**Given instruction**
Give the number of lines in the listing below that include the word "como", with nothing more.

**Supplied entries**

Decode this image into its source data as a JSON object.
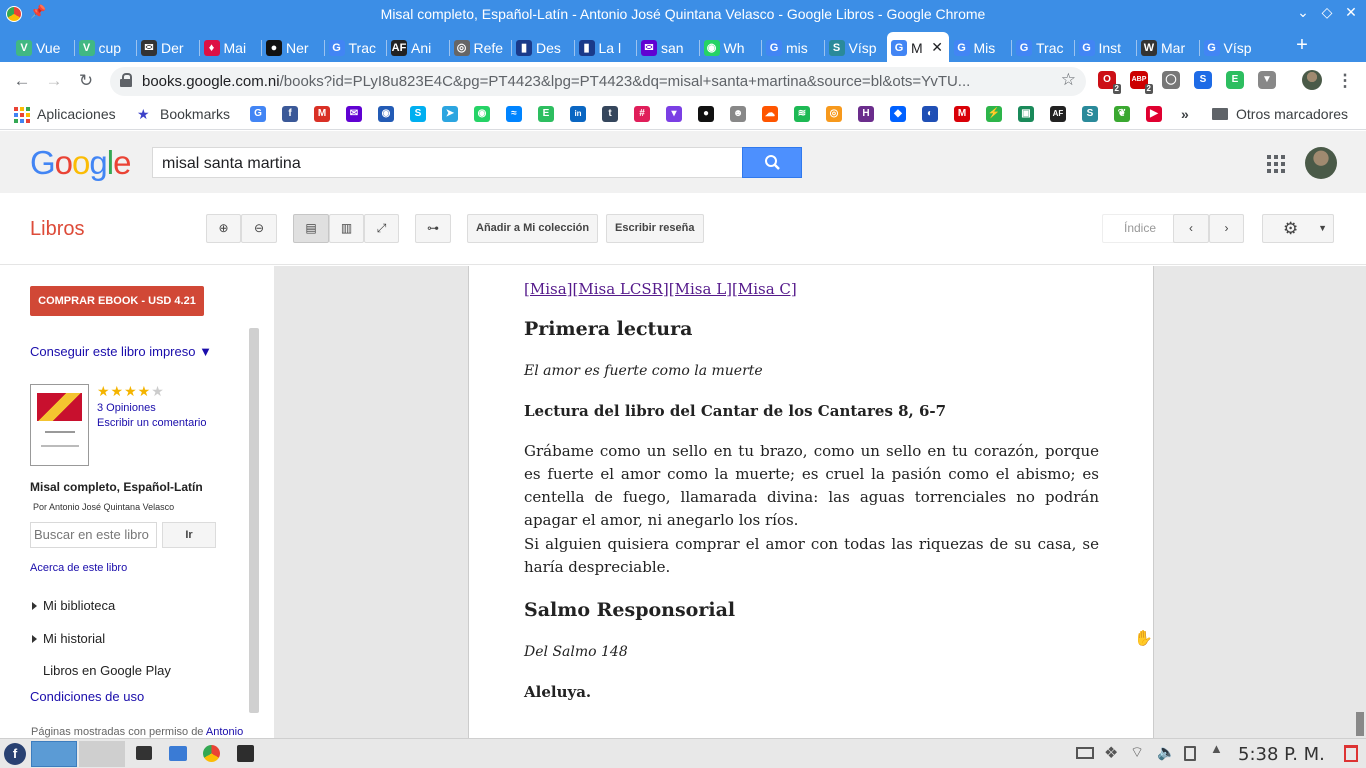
{
  "window": {
    "title": "Misal completo, Español-Latín - Antonio José Quintana Velasco - Google Libros - Google Chrome"
  },
  "tabs": [
    {
      "label": "Vue",
      "icon": "vue-icon",
      "color": "#41b883",
      "glyph": "V"
    },
    {
      "label": "cup",
      "icon": "vue-icon",
      "color": "#41b883",
      "glyph": "V"
    },
    {
      "label": "Der",
      "icon": "mail-icon",
      "color": "#333",
      "glyph": "✉"
    },
    {
      "label": "Mai",
      "icon": "gift-icon",
      "color": "#d14",
      "glyph": "♦"
    },
    {
      "label": "Ner",
      "icon": "github-icon",
      "color": "#111",
      "glyph": "●"
    },
    {
      "label": "Trac",
      "icon": "translate-icon",
      "color": "#4285f4",
      "glyph": "G"
    },
    {
      "label": "Ani",
      "icon": "af-icon",
      "color": "#222",
      "glyph": "AF"
    },
    {
      "label": "Refe",
      "icon": "ref-icon",
      "color": "#666",
      "glyph": "◎"
    },
    {
      "label": "Des",
      "icon": "book-icon",
      "color": "#1a3a8a",
      "glyph": "▮"
    },
    {
      "label": "La l",
      "icon": "book-icon",
      "color": "#1a3a8a",
      "glyph": "▮"
    },
    {
      "label": "san",
      "icon": "yahoo-icon",
      "color": "#6001d2",
      "glyph": "✉"
    },
    {
      "label": "Wh",
      "icon": "whatsapp-icon",
      "color": "#25d366",
      "glyph": "◉"
    },
    {
      "label": "mis",
      "icon": "google-icon",
      "color": "#4285f4",
      "glyph": "G"
    },
    {
      "label": "Vísp",
      "icon": "sync-icon",
      "color": "#2a8a9a",
      "glyph": "S"
    },
    {
      "label": "M",
      "icon": "google-icon",
      "color": "#4285f4",
      "glyph": "G"
    },
    {
      "label": "Mis",
      "icon": "google-icon",
      "color": "#4285f4",
      "glyph": "G"
    },
    {
      "label": "Trac",
      "icon": "google-icon",
      "color": "#4285f4",
      "glyph": "G"
    },
    {
      "label": "Inst",
      "icon": "google-icon",
      "color": "#4285f4",
      "glyph": "G"
    },
    {
      "label": "Mar",
      "icon": "wikipedia-icon",
      "color": "#333",
      "glyph": "W"
    },
    {
      "label": "Vísp",
      "icon": "google-icon",
      "color": "#4285f4",
      "glyph": "G"
    }
  ],
  "active_tab": 14,
  "address": {
    "host": "books.google.com.ni",
    "path": "/books?id=PLyI8u823E4C&pg=PT4423&lpg=PT4423&dq=misal+santa+martina&source=bl&ots=YvTU..."
  },
  "extensions": [
    {
      "icon": "opera-ext-icon",
      "color": "#cc0f16",
      "glyph": "O",
      "badge": "2"
    },
    {
      "icon": "abp-ext-icon",
      "color": "#c00",
      "glyph": "ABP",
      "badge": "2"
    },
    {
      "icon": "circle-ext-icon",
      "color": "#777",
      "glyph": "◯",
      "badge": ""
    },
    {
      "icon": "s-ext-icon",
      "color": "#1e6be6",
      "glyph": "S",
      "badge": ""
    },
    {
      "icon": "evernote-ext-icon",
      "color": "#2dbe60",
      "glyph": "E",
      "badge": ""
    },
    {
      "icon": "vivaldi-ext-icon",
      "color": "#888",
      "glyph": "▼",
      "badge": ""
    }
  ],
  "bookmarks": {
    "apps_label": "Aplicaciones",
    "bookmarks_label": "Bookmarks",
    "more_label": "»",
    "other_label": "Otros marcadores",
    "icons": [
      {
        "name": "google-bm-icon",
        "color": "#4285f4",
        "glyph": "G"
      },
      {
        "name": "facebook-bm-icon",
        "color": "#3b5998",
        "glyph": "f"
      },
      {
        "name": "gmail-bm-icon",
        "color": "#d93025",
        "glyph": "M"
      },
      {
        "name": "yahoo-mail-bm-icon",
        "color": "#6001d2",
        "glyph": "✉"
      },
      {
        "name": "thunderbird-bm-icon",
        "color": "#235bb5",
        "glyph": "◉"
      },
      {
        "name": "skype-bm-icon",
        "color": "#00aff0",
        "glyph": "S"
      },
      {
        "name": "telegram-bm-icon",
        "color": "#2ca5e0",
        "glyph": "➤"
      },
      {
        "name": "whatsapp-bm-icon",
        "color": "#25d366",
        "glyph": "◉"
      },
      {
        "name": "messenger-bm-icon",
        "color": "#0084ff",
        "glyph": "≈"
      },
      {
        "name": "evernote-bm-icon",
        "color": "#2dbe60",
        "glyph": "E"
      },
      {
        "name": "linkedin-bm-icon",
        "color": "#0a66c2",
        "glyph": "in"
      },
      {
        "name": "tumblr-bm-icon",
        "color": "#35465c",
        "glyph": "t"
      },
      {
        "name": "slack-bm-icon",
        "color": "#e01e5a",
        "glyph": "#"
      },
      {
        "name": "pocket-bm-icon",
        "color": "#7b3fe4",
        "glyph": "▾"
      },
      {
        "name": "github-bm-icon",
        "color": "#111",
        "glyph": "●"
      },
      {
        "name": "cat-bm-icon",
        "color": "#888",
        "glyph": "☻"
      },
      {
        "name": "soundcloud-bm-icon",
        "color": "#ff5500",
        "glyph": "☁"
      },
      {
        "name": "spotify-bm-icon",
        "color": "#1db954",
        "glyph": "≋"
      },
      {
        "name": "audible-bm-icon",
        "color": "#f7991c",
        "glyph": "◎"
      },
      {
        "name": "h-bm-icon",
        "color": "#6b2d8c",
        "glyph": "H"
      },
      {
        "name": "dropbox-bm-icon",
        "color": "#0061ff",
        "glyph": "◆"
      },
      {
        "name": "browser-bm-icon",
        "color": "#1f4fb5",
        "glyph": "◐"
      },
      {
        "name": "mega-bm-icon",
        "color": "#d90007",
        "glyph": "M"
      },
      {
        "name": "bolt-bm-icon",
        "color": "#2db54a",
        "glyph": "⚡"
      },
      {
        "name": "gamepad-bm-icon",
        "color": "#1a8a5a",
        "glyph": "▣"
      },
      {
        "name": "af-bm-icon",
        "color": "#222",
        "glyph": "AF"
      },
      {
        "name": "sync-bm-icon",
        "color": "#2a8a9a",
        "glyph": "S"
      },
      {
        "name": "leaf-bm-icon",
        "color": "#3aa830",
        "glyph": "❦"
      },
      {
        "name": "play-bm-icon",
        "color": "#e00030",
        "glyph": "▶"
      }
    ]
  },
  "google": {
    "query": "misal santa martina"
  },
  "books_toolbar": {
    "title": "Libros",
    "add_collection": "Añadir a Mi colección",
    "write_review": "Escribir reseña",
    "index": "Índice"
  },
  "sidebar": {
    "buy": "COMPRAR EBOOK - USD 4.21",
    "get_print": "Conseguir este libro impreso ▼",
    "rating": 3.5,
    "opinions": "3 Opiniones",
    "write_comment": "Escribir un comentario",
    "book_title": "Misal completo, Español-Latín",
    "author": "Por Antonio José Quintana Velasco",
    "search_placeholder": "Buscar en este libro",
    "go": "Ir",
    "about": "Acerca de este libro",
    "my_library": "Mi biblioteca",
    "my_history": "Mi historial",
    "play_books": "Libros en Google Play",
    "terms": "Condiciones de uso",
    "pages_shown": "Páginas mostradas con permiso de",
    "pages_shown_link": "Antonio"
  },
  "page": {
    "links": "[Misa][Misa LCSR][Misa L][Misa C]",
    "heading1": "Primera lectura",
    "subtitle1": "El amor es fuerte como la muerte",
    "reading_title": "Lectura del libro del Cantar de los Cantares 8, 6-7",
    "paragraph1": "Grábame como un sello en tu brazo, como un sello en tu corazón, porque es fuerte el amor como la muerte; es cruel la pasión como el abismo; es centella de fuego, llamarada divina: las aguas torrenciales no podrán apagar el amor, ni anegarlo los ríos.",
    "paragraph2": "Si alguien quisiera comprar el amor con todas las riquezas de su casa, se haría despreciable.",
    "heading2": "Salmo Responsorial",
    "subtitle2": "Del Salmo 148",
    "aleluya": "Aleluya."
  },
  "taskbar": {
    "clock": "5:38 P. M."
  }
}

**Finished exercise**
2